┏━━

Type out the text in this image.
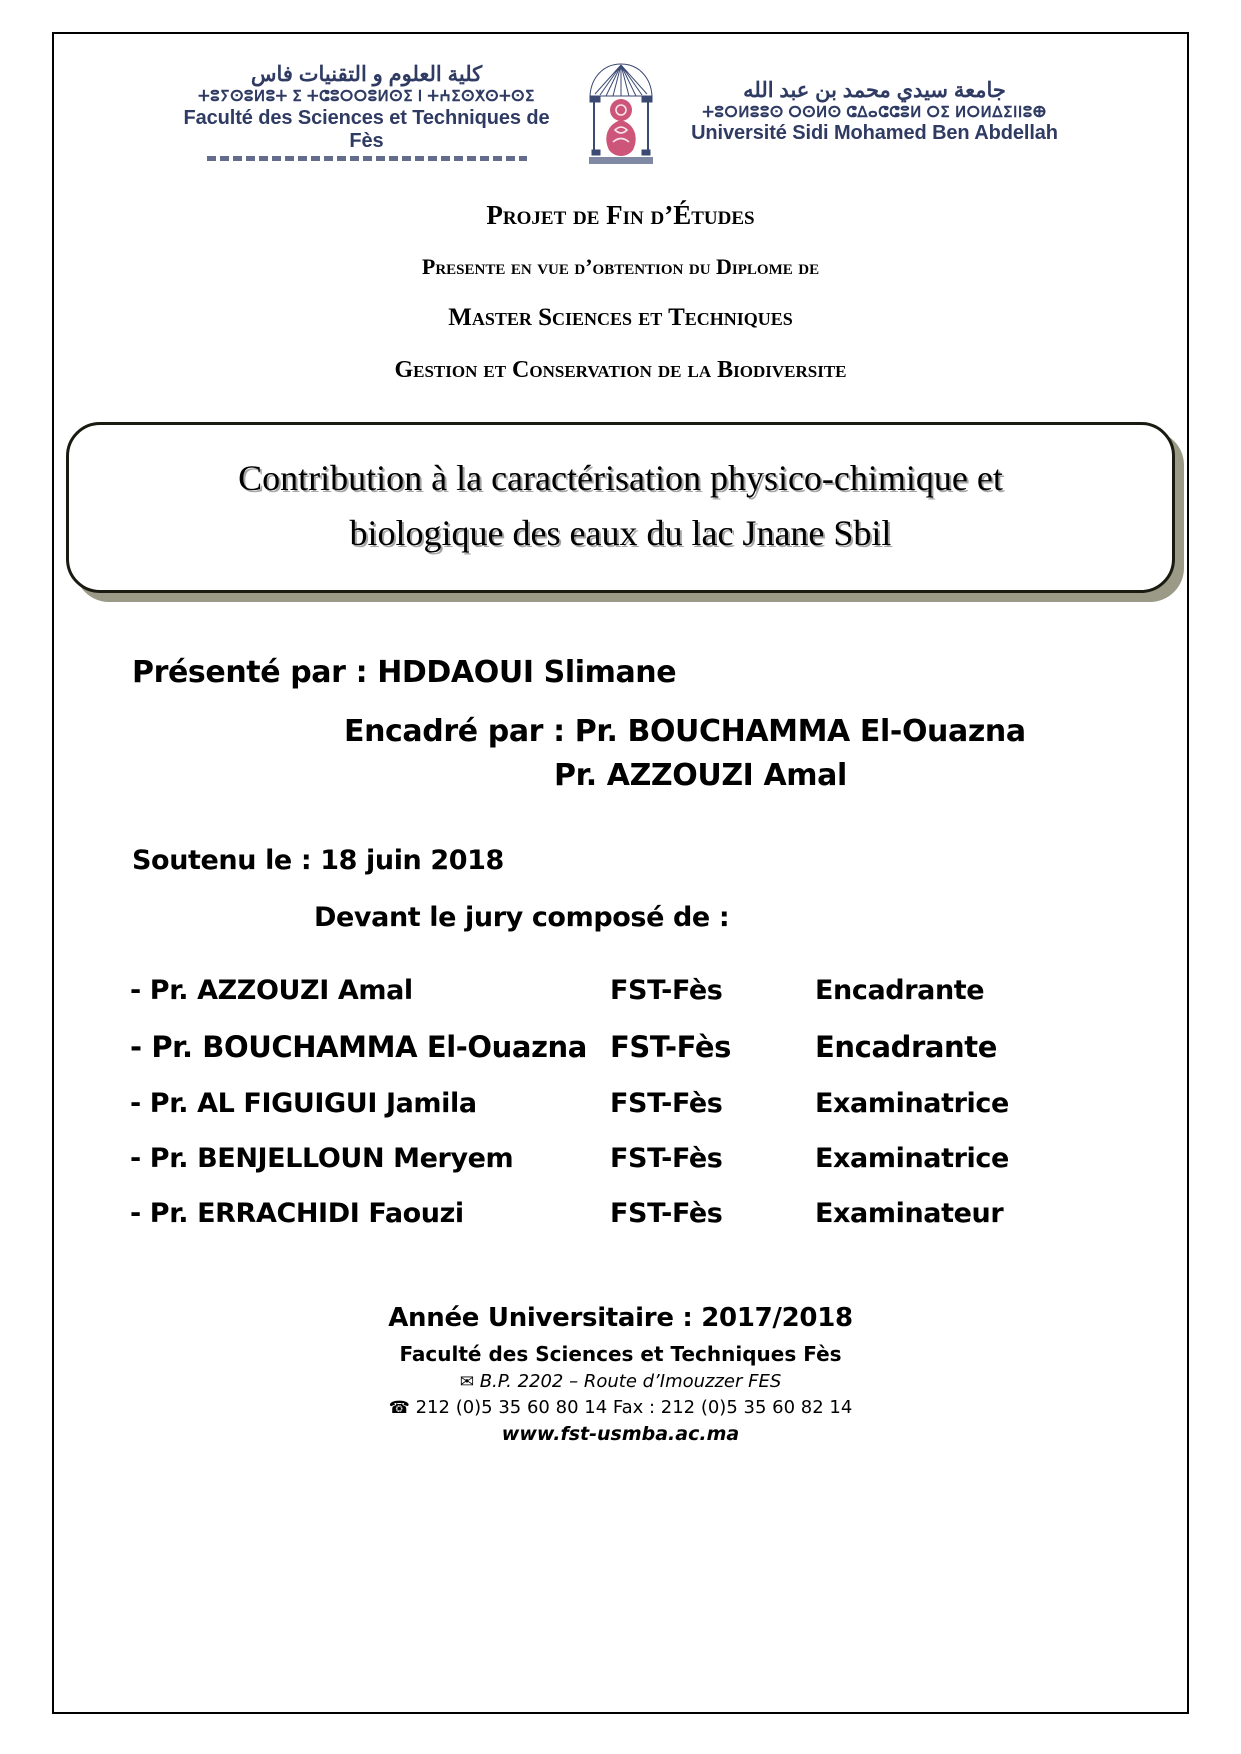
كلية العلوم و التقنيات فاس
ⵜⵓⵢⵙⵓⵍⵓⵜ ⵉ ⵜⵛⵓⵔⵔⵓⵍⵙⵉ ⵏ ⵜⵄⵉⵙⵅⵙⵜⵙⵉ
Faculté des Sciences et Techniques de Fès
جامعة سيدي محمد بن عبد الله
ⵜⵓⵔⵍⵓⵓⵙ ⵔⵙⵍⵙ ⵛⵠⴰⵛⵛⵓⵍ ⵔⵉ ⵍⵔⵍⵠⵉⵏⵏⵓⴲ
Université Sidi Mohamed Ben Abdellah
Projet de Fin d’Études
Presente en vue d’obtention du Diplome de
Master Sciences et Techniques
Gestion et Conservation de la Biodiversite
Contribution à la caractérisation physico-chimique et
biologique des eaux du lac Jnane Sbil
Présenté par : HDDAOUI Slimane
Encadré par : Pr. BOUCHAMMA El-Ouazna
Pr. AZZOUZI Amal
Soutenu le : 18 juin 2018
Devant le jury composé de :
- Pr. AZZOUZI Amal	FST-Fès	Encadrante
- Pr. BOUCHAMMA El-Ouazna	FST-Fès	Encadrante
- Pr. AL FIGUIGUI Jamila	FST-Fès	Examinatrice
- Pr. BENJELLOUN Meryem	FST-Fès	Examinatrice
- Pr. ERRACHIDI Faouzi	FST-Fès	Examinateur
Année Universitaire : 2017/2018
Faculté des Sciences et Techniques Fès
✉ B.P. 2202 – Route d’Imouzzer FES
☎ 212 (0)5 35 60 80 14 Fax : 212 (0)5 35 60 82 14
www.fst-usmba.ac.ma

┗━━
┏━━

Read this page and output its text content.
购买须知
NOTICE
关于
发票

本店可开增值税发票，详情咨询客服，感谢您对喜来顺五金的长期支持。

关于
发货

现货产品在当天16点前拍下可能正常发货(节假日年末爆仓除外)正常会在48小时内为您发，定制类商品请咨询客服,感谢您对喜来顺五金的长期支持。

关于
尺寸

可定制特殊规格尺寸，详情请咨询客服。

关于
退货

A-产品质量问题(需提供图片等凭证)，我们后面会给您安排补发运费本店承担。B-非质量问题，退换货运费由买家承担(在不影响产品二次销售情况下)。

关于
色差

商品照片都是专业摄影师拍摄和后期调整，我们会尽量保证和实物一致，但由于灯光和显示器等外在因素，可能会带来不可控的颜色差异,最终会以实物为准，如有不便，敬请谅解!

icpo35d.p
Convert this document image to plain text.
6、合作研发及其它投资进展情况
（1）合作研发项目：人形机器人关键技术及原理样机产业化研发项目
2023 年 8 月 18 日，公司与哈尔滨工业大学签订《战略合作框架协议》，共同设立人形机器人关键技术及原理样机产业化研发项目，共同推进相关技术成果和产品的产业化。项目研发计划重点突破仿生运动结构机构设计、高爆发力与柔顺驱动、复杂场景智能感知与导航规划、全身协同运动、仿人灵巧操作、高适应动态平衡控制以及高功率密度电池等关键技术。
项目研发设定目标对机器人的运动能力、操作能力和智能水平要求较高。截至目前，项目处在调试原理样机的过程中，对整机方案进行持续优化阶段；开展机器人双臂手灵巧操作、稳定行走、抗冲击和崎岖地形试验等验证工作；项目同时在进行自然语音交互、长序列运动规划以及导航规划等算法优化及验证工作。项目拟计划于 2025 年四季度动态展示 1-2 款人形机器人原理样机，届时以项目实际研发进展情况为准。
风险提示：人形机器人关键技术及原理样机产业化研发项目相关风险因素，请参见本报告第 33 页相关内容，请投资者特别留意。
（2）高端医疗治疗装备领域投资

┗━━
┏━━

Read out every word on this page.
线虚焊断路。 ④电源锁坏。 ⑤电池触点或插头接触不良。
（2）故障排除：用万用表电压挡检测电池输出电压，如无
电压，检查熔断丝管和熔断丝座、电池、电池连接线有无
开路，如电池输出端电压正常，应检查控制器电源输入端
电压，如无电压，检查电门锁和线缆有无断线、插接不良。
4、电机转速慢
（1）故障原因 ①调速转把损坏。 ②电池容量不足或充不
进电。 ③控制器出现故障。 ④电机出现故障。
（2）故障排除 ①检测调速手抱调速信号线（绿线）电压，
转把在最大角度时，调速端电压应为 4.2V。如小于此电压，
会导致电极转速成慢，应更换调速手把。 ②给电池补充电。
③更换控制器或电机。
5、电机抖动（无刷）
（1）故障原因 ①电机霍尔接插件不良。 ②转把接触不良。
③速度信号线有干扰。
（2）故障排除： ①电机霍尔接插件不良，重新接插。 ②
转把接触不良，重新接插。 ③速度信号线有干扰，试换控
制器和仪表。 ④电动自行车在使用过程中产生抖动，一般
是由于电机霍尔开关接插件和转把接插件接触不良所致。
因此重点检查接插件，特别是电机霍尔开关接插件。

┗━━

**GIVEN REQUEST**
Take every line from the data that contains the word "Faculté".

**WRITTEN RESPONSE**
Faculté des Sciences et Techniques de Fès
Faculté des Sciences et Techniques Fès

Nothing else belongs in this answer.